Exercise 1
In the school-lunch passage, what was sticky-taped to the paper lunch bags?
Exercise 2
Please carry on the school-lunch passage, picking up after its last sentence.

Passage shown
= = = = =

The anticipation built up from the moment first thing in the morning when the lunch monitor person collected all the paper bags from their class, with the coins sticky-taped to them and the lunch requests scrawled on the front of the bag. They’d take them down to the canteen where the volunteer parents would get cracking defrosting sausage rolls and lobbing hunks off an industrial-sized lump of devon.

By lunchtime you were dribbling with anticipation. The D&T sandwich, we reckoned back then, was just part of a perfectly balanced lunch for growing bodies. These days you’d need more than a few G&Ts to get that taste out of your mouth.

The protein, of course, was in the devon, coupled with at least one serve of vegies thanks to the tomato sauce, dairy (the marg) to say nothing of the carbs, or perhaps carb-ettes in the sliced white bread used to wrap everything up.

Wheely good: This lunchbox staple had all the important food groups – fruit, dairy, carbs. Photo Sally Hopman.

For those oh-so-cool-kids, there was only one way to eat a D&T. Quickly. Had nothing to do with the taste, the lack of nutritional value, the look of that flesh-coloured blob, of course, it was more to do with, um, being cool. You had to squash it together so the sauce dripped down on to your school uniform and most everything else in close proximity and, with luck, onto your jam/pineapple donut or wagon wheel (dessert).

= = = = =

Supplied data
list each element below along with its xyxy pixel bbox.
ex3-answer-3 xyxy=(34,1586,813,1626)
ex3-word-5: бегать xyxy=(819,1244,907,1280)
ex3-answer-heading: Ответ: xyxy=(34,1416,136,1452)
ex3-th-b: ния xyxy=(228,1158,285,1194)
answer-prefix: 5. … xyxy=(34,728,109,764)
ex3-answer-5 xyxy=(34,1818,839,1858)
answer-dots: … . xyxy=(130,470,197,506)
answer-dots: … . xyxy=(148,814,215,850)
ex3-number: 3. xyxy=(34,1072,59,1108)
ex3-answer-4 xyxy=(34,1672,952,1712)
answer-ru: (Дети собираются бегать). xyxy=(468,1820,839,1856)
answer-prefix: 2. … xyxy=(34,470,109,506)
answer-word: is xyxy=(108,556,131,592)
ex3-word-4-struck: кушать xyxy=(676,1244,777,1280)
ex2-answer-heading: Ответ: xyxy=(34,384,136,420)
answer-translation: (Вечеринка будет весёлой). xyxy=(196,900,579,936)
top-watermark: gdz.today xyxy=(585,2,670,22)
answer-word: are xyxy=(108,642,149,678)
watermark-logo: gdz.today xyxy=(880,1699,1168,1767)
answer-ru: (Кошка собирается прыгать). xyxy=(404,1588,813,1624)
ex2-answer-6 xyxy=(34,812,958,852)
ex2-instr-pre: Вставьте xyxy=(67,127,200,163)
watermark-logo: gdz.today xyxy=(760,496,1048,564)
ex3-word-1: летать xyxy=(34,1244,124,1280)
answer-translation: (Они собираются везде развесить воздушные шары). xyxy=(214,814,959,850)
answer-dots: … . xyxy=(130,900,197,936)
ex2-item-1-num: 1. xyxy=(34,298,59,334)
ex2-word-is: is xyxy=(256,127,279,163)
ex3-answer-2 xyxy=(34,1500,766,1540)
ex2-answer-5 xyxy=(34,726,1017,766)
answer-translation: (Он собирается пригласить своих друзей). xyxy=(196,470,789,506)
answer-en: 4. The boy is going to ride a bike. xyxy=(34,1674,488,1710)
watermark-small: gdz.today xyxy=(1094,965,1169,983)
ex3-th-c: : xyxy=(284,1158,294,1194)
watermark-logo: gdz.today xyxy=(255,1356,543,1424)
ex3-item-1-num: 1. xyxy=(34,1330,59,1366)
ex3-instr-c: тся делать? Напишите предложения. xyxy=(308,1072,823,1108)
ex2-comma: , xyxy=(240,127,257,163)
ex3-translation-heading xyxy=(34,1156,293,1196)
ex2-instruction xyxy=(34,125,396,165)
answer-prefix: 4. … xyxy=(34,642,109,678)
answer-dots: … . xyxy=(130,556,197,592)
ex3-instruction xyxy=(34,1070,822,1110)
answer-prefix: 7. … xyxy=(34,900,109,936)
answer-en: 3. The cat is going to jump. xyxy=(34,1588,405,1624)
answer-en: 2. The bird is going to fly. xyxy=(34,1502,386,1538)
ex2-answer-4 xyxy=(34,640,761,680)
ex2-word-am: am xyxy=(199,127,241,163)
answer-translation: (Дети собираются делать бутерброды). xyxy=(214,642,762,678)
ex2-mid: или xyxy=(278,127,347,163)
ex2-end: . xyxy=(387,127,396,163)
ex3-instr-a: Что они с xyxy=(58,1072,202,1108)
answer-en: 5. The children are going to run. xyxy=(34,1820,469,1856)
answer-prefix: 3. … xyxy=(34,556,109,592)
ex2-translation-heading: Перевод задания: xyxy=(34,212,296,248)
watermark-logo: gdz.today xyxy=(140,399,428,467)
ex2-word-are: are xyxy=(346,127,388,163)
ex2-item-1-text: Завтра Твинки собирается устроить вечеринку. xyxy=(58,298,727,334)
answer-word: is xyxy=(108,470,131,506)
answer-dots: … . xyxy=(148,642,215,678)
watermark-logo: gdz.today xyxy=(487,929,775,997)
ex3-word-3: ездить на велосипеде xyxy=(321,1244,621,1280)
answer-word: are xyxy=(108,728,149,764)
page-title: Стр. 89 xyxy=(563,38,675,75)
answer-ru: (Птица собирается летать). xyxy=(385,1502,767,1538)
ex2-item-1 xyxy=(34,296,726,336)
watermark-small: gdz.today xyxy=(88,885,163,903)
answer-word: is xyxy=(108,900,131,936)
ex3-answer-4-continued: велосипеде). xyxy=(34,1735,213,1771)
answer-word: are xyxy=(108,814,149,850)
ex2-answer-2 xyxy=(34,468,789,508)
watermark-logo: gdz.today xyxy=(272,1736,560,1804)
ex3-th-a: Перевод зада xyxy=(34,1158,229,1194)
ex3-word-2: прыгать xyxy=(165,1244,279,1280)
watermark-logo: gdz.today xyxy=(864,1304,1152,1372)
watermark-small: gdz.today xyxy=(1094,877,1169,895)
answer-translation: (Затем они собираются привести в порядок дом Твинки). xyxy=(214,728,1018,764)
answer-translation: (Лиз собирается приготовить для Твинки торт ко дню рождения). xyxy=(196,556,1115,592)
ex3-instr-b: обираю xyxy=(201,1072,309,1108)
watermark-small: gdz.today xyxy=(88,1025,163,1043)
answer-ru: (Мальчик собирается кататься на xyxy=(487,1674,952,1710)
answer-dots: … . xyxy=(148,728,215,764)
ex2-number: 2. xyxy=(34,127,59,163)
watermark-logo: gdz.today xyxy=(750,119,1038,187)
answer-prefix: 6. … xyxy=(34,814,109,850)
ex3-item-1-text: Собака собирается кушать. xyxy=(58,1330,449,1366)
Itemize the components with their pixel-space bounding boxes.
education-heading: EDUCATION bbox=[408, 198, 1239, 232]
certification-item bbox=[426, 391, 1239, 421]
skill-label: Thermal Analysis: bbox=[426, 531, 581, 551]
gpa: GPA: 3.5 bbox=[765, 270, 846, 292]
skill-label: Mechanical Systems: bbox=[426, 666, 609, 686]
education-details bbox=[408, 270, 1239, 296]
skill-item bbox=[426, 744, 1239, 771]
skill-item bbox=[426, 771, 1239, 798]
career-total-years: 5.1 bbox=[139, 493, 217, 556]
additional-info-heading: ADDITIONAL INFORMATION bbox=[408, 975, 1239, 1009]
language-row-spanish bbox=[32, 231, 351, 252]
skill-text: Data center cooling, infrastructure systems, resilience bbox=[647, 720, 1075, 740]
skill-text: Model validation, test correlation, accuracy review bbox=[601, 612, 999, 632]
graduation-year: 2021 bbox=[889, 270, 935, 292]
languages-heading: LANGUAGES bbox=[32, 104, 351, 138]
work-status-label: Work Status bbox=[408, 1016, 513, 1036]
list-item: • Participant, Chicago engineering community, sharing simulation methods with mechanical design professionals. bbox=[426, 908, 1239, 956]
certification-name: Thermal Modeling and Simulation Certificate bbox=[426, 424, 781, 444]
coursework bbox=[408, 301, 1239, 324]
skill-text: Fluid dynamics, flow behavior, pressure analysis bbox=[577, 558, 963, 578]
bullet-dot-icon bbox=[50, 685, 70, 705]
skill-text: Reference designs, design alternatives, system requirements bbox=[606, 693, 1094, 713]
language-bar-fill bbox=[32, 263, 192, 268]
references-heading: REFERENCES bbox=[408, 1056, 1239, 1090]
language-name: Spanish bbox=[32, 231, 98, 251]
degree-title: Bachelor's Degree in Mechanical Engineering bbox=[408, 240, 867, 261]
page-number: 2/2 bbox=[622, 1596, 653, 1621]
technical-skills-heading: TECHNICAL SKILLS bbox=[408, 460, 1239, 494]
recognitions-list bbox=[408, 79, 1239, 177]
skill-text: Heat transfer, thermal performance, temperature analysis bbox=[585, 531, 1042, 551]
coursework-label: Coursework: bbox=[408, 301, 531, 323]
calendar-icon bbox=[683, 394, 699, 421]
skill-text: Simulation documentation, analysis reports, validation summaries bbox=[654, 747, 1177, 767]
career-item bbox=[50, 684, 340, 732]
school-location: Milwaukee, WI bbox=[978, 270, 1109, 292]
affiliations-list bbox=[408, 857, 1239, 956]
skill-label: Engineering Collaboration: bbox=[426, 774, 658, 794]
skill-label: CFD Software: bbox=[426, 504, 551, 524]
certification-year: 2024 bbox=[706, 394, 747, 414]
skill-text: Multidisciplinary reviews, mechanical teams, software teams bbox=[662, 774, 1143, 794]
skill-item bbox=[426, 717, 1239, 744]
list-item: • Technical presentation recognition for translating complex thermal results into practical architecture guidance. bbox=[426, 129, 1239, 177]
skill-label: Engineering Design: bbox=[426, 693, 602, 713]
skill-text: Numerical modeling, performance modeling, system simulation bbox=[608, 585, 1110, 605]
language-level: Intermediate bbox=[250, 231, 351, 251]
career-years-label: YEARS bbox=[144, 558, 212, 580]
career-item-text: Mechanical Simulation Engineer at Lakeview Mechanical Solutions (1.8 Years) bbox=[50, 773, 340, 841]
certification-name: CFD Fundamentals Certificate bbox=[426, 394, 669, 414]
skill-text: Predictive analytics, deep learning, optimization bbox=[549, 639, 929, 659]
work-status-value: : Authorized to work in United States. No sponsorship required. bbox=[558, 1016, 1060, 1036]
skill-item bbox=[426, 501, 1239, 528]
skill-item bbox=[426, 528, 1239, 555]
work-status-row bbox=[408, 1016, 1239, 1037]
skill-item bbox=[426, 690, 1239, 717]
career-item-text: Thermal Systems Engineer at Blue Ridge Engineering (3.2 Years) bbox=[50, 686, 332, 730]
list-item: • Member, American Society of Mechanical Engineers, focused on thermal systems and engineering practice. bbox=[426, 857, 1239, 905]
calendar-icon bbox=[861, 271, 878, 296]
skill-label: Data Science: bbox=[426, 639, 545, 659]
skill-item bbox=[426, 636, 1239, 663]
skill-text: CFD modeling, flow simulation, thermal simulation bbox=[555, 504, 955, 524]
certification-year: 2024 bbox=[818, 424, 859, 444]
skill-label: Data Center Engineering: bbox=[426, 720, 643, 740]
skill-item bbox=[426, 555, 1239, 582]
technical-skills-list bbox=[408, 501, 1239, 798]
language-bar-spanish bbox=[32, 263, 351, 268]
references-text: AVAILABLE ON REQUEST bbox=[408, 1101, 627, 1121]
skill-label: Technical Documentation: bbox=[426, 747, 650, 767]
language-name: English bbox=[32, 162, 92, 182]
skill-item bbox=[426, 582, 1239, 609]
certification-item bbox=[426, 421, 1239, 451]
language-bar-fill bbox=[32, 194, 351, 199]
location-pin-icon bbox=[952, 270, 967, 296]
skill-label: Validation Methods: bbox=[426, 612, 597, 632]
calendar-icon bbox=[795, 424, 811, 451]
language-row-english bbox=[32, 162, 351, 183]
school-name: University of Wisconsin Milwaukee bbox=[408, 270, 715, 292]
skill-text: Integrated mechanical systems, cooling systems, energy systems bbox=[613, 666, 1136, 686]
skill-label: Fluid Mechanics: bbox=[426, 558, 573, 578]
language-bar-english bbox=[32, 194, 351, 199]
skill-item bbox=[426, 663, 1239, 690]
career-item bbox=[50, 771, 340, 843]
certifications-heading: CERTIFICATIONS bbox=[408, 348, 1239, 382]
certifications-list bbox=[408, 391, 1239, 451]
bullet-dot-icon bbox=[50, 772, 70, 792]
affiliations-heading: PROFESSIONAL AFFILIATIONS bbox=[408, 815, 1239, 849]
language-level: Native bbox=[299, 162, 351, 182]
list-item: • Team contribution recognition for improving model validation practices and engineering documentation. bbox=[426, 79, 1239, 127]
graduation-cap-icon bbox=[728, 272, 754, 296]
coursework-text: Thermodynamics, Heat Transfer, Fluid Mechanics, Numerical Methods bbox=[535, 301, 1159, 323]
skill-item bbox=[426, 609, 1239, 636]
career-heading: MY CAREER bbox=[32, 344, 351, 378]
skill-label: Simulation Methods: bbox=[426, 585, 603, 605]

= = = = =

Expected answer 1
Coins.

Expected answer 2
But again, no need for drama, you’d just take it in your stride(s) if you found yourself choking from all that good food. Just take a sip or seven from your chocolate milk and you’re laughing. Or perhaps crying/heading for the nearest public convenience.

But that was all just for starters. It wasn’t a proper lunch if you didn’t have the donut or wagon wheel – because they provided the only food group lacking in the lunch – fruit.

Be still my beating arteries.

Afters: No dog or human were injured in the making of this devon and tomato sauce sandwich, mainly because neither of them ate one. It was sent off to this place in the UK with cute cottages, a grumpy doctor and lots of cliffs – a place where it truly belonged – a capital (letter) of a place in Cornwall.

Original Article published by Sally Hopman on Riotact.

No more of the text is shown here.